STATED GOAL. Set down the full listing exactly as given. Any pictures are to be left out.

SUPPLIED MATERIAL.

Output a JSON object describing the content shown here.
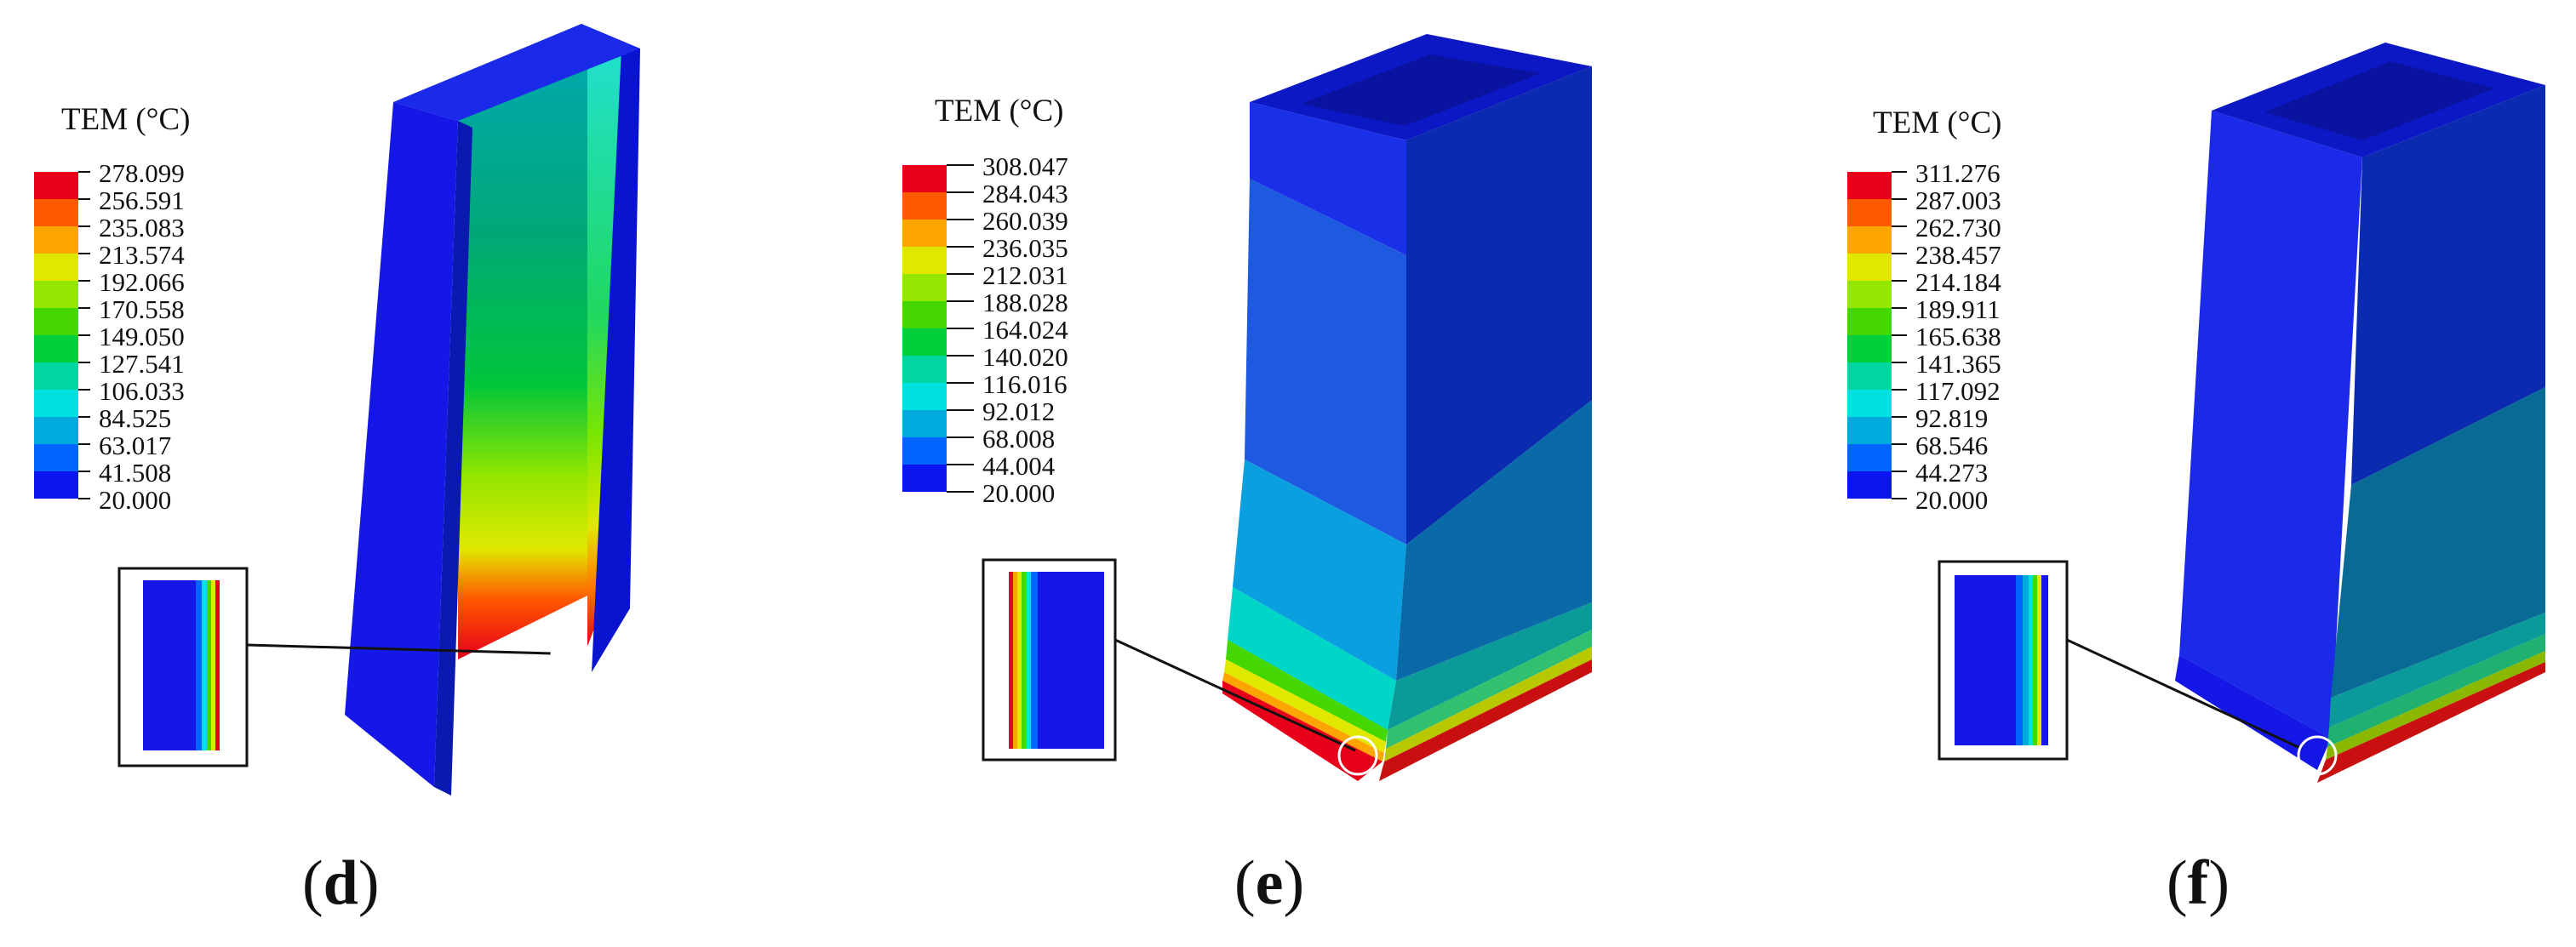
{
  "legend_title": "TEM (°C)",
  "panels": [
    {
      "id": "d",
      "caption_letter": "d",
      "legend_values": [
        "278.099",
        "256.591",
        "235.083",
        "213.574",
        "192.066",
        "170.558",
        "149.050",
        "127.541",
        "106.033",
        "84.525",
        "63.017",
        "41.508",
        "20.000"
      ]
    },
    {
      "id": "e",
      "caption_letter": "e",
      "legend_values": [
        "308.047",
        "284.043",
        "260.039",
        "236.035",
        "212.031",
        "188.028",
        "164.024",
        "140.020",
        "116.016",
        "92.012",
        "68.008",
        "44.004",
        "20.000"
      ]
    },
    {
      "id": "f",
      "caption_letter": "f",
      "legend_values": [
        "311.276",
        "287.003",
        "262.730",
        "238.457",
        "214.184",
        "189.911",
        "165.638",
        "141.365",
        "117.092",
        "92.819",
        "68.546",
        "44.273",
        "20.000"
      ]
    }
  ],
  "colors": {
    "scale": [
      "#e8001a",
      "#ff5a00",
      "#ffa500",
      "#e1e800",
      "#93e600",
      "#44d800",
      "#00d03a",
      "#00d6a2",
      "#00e0e0",
      "#00aadd",
      "#0064ff",
      "#0a14ee"
    ],
    "body_blue": "#1417e6",
    "body_side": "#0a1ab0",
    "body_top": "#0c18c4"
  }
}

SOLUTION.
Output a JSON object describing the content shown here.
{
  "legend_title": "TEM (°C)",
  "panels": [
    {
      "id": "d",
      "caption_letter": "d",
      "legend_values": [
        "278.099",
        "256.591",
        "235.083",
        "213.574",
        "192.066",
        "170.558",
        "149.050",
        "127.541",
        "106.033",
        "84.525",
        "63.017",
        "41.508",
        "20.000"
      ]
    },
    {
      "id": "e",
      "caption_letter": "e",
      "legend_values": [
        "308.047",
        "284.043",
        "260.039",
        "236.035",
        "212.031",
        "188.028",
        "164.024",
        "140.020",
        "116.016",
        "92.012",
        "68.008",
        "44.004",
        "20.000"
      ]
    },
    {
      "id": "f",
      "caption_letter": "f",
      "legend_values": [
        "311.276",
        "287.003",
        "262.730",
        "238.457",
        "214.184",
        "189.911",
        "165.638",
        "141.365",
        "117.092",
        "92.819",
        "68.546",
        "44.273",
        "20.000"
      ]
    }
  ],
  "colors": {
    "scale": [
      "#e8001a",
      "#ff5a00",
      "#ffa500",
      "#e1e800",
      "#93e600",
      "#44d800",
      "#00d03a",
      "#00d6a2",
      "#00e0e0",
      "#00aadd",
      "#0064ff",
      "#0a14ee"
    ],
    "body_blue": "#1417e6",
    "body_side": "#0a1ab0",
    "body_top": "#0c18c4"
  }
}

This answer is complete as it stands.